(Figure data in JSON)
※ ※ ※

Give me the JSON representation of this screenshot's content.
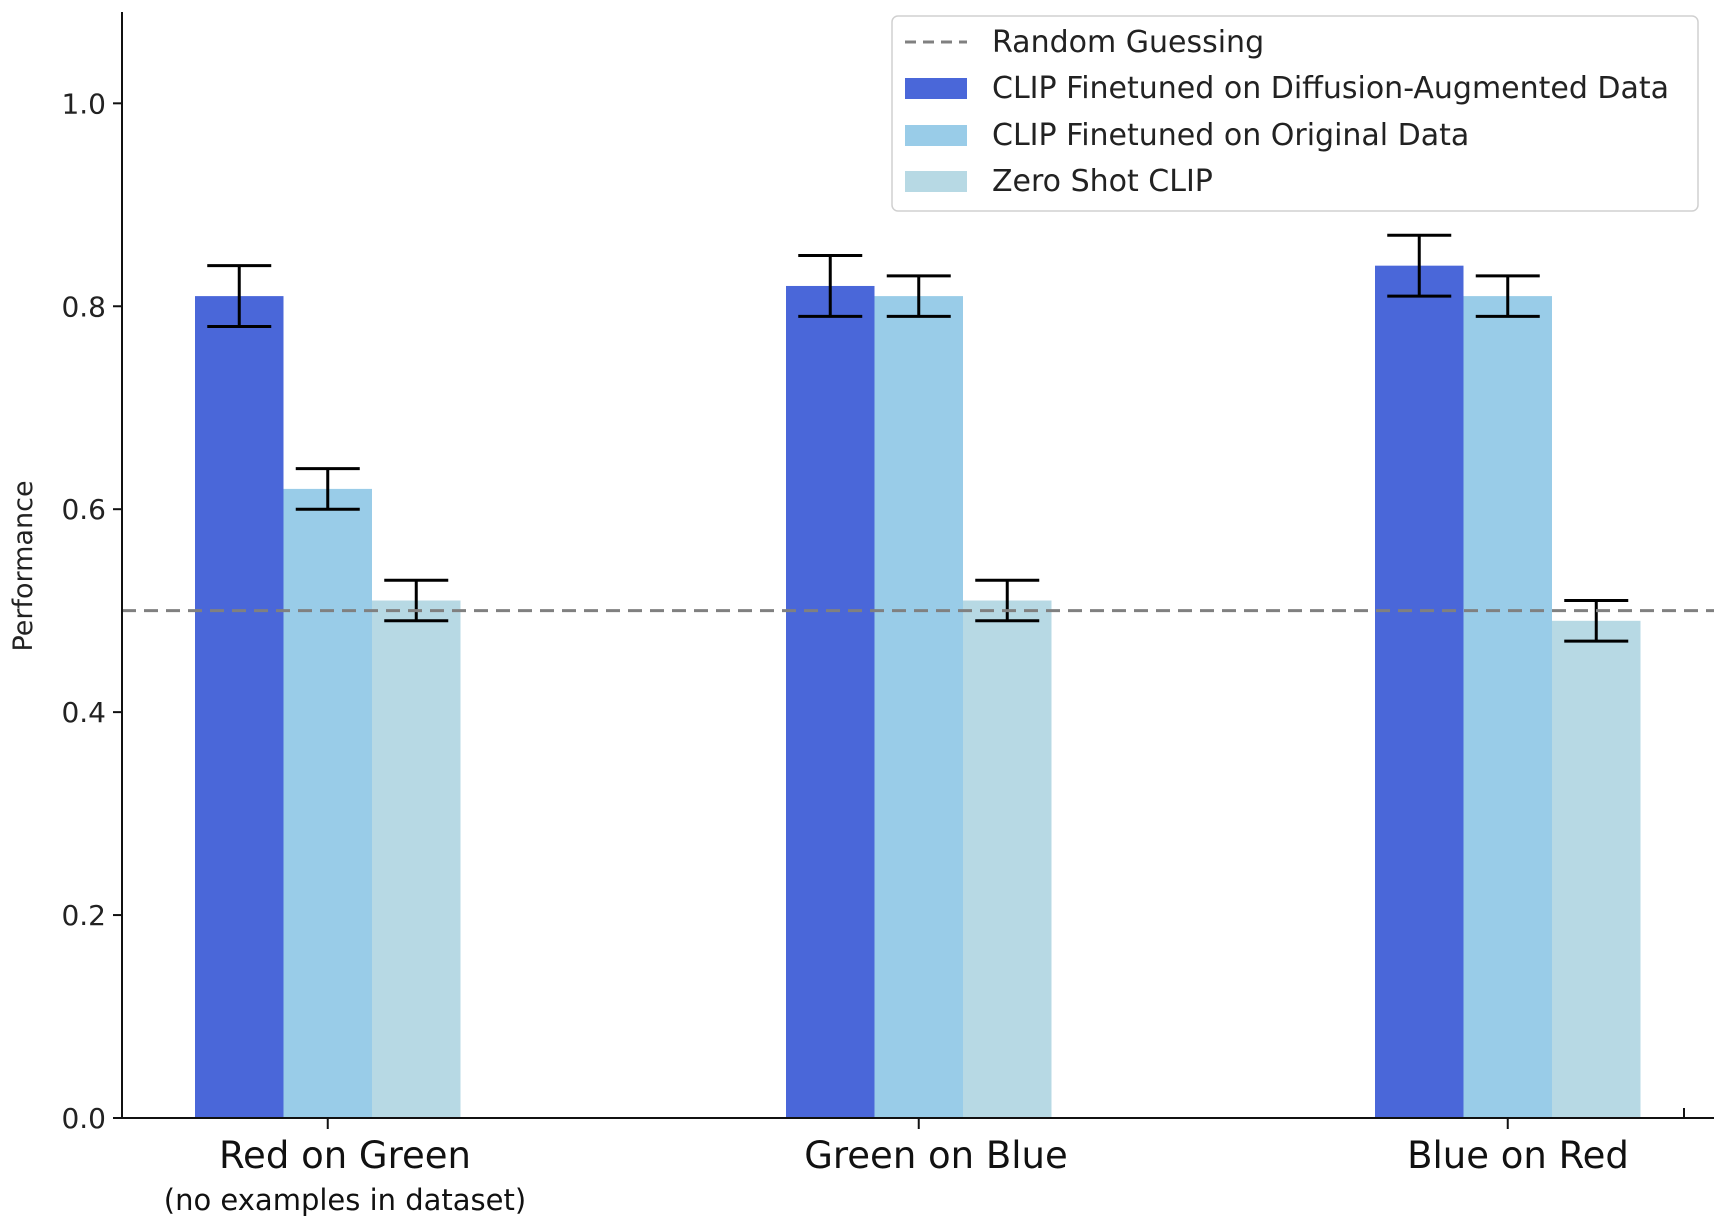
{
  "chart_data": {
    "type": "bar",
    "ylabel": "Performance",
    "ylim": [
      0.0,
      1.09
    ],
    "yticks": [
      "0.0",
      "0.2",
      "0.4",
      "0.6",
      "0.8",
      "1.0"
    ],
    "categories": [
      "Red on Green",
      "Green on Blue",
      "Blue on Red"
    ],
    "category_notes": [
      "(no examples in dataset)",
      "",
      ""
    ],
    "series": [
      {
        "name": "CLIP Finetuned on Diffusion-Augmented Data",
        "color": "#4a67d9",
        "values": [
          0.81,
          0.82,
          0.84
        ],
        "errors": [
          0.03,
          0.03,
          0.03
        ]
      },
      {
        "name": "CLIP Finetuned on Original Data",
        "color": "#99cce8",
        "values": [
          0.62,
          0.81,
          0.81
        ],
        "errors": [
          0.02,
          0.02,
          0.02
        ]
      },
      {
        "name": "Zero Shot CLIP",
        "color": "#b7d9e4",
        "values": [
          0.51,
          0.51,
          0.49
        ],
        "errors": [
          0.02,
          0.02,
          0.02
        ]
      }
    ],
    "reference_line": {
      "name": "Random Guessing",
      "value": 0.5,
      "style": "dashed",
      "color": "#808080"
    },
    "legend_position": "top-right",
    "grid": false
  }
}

※ ※ ※

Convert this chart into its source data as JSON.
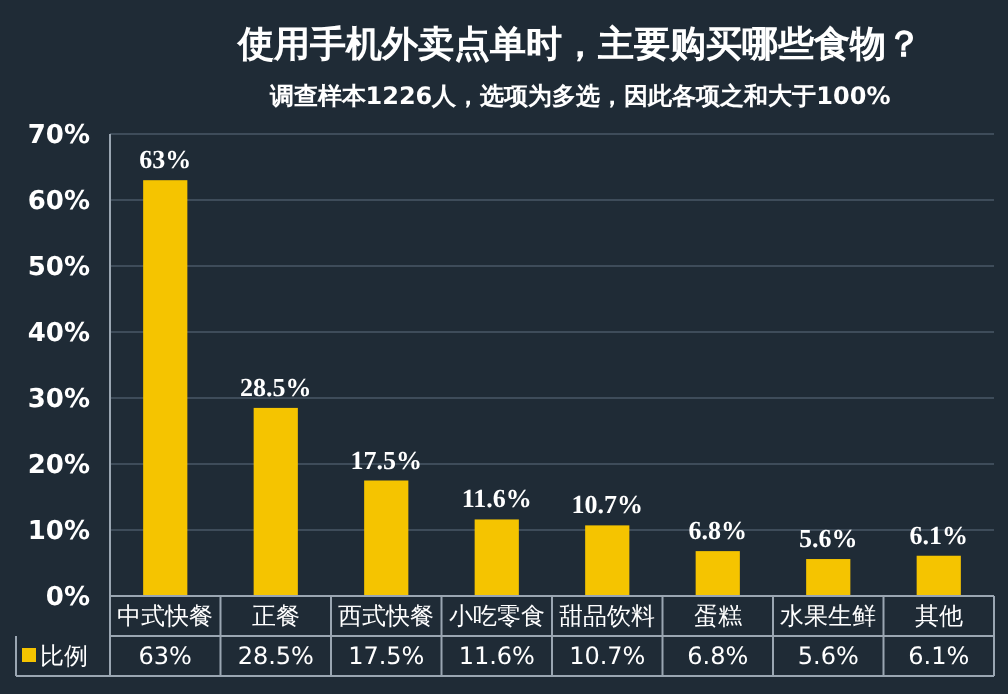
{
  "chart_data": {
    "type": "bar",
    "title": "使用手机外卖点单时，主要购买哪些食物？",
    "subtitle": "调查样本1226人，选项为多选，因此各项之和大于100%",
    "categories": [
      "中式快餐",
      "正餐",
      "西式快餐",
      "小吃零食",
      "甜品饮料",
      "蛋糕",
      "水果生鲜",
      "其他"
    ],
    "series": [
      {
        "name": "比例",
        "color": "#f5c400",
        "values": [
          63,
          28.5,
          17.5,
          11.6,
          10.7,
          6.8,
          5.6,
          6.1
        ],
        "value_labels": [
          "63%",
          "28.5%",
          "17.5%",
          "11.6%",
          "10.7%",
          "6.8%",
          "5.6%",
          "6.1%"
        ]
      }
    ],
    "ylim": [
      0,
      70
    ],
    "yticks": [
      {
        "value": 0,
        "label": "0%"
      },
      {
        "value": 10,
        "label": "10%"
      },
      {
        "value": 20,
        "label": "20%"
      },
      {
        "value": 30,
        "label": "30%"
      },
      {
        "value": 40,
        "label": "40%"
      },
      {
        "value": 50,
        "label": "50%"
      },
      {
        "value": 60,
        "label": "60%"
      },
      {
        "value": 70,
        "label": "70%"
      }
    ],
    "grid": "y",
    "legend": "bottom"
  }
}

※ ※ ※

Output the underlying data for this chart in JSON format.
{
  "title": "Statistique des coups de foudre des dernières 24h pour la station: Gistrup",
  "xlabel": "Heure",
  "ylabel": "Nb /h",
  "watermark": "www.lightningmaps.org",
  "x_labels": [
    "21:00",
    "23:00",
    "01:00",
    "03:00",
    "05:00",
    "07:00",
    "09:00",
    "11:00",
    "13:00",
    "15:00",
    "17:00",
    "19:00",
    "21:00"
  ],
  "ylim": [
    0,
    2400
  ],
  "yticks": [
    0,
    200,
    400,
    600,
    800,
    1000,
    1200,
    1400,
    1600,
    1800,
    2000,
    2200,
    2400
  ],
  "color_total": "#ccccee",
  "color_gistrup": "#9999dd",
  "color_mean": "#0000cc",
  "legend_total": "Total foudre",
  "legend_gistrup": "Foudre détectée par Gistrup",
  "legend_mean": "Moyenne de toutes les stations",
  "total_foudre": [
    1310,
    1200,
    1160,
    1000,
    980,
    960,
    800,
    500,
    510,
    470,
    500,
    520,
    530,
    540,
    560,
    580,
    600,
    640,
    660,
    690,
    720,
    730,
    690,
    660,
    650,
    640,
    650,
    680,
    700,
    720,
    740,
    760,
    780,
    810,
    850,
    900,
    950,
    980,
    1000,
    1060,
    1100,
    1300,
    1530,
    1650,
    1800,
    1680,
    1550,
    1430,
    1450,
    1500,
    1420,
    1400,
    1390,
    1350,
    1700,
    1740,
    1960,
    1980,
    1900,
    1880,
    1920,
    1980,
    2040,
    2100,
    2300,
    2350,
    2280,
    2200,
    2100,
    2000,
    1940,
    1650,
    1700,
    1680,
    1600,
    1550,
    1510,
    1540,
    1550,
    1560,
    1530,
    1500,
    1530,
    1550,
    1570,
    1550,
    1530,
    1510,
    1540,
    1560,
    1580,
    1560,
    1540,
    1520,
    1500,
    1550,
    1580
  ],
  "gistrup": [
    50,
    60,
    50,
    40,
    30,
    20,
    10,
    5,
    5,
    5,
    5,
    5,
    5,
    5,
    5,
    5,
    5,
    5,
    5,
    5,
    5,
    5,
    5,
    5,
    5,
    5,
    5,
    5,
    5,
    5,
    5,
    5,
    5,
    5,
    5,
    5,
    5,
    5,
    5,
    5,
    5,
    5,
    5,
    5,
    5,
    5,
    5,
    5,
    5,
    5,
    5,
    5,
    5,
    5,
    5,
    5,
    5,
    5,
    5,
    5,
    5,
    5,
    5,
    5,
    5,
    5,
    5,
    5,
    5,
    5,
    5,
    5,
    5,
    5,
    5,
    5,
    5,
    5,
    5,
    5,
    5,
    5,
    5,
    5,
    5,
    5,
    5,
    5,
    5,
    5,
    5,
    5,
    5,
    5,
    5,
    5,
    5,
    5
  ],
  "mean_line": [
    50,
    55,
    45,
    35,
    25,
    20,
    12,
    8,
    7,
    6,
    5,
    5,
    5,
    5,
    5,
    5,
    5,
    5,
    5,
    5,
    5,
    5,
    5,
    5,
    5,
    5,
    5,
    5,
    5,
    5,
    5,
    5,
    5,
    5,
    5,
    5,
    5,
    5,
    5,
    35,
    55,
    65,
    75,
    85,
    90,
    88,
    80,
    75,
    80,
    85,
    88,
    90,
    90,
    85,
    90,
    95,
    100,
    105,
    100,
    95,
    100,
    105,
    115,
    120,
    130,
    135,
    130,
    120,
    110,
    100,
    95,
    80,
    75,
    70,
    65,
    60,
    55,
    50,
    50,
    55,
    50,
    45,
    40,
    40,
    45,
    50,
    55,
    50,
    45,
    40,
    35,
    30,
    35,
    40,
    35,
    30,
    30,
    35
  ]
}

※ ※ ※

• [What is being asked] Pick out each line containing "this" and report it.

• [Result]
Give me the JSON representation of this screenshot's content.
Convert this chart into its source data as JSON.
Output the underlying data for this chart in JSON format.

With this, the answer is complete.